Every line containing the word "this" needs to be found and copied.

▶ **Collected data entries**
################

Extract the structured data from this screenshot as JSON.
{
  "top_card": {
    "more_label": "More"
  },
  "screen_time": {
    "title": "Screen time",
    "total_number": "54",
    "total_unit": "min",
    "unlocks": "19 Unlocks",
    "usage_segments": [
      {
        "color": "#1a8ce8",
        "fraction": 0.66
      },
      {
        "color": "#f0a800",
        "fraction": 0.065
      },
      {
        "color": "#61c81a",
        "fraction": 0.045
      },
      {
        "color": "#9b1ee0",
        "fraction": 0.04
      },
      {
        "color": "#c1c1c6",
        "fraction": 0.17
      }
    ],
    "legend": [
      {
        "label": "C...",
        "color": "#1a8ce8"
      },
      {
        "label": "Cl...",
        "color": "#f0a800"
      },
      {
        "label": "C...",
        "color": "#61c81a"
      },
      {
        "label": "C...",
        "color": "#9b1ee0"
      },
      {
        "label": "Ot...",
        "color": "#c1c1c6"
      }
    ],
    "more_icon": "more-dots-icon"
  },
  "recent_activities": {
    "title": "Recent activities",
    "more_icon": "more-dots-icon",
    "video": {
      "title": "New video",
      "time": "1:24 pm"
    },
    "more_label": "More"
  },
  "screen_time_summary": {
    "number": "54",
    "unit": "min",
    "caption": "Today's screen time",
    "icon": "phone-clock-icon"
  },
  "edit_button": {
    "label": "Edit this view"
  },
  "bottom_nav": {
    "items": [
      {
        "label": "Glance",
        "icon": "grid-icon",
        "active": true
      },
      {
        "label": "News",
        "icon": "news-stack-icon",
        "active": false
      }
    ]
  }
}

################

▶ **The reply**
Extract the structured data from this screenshot as JSON.
    "label": "Edit this view"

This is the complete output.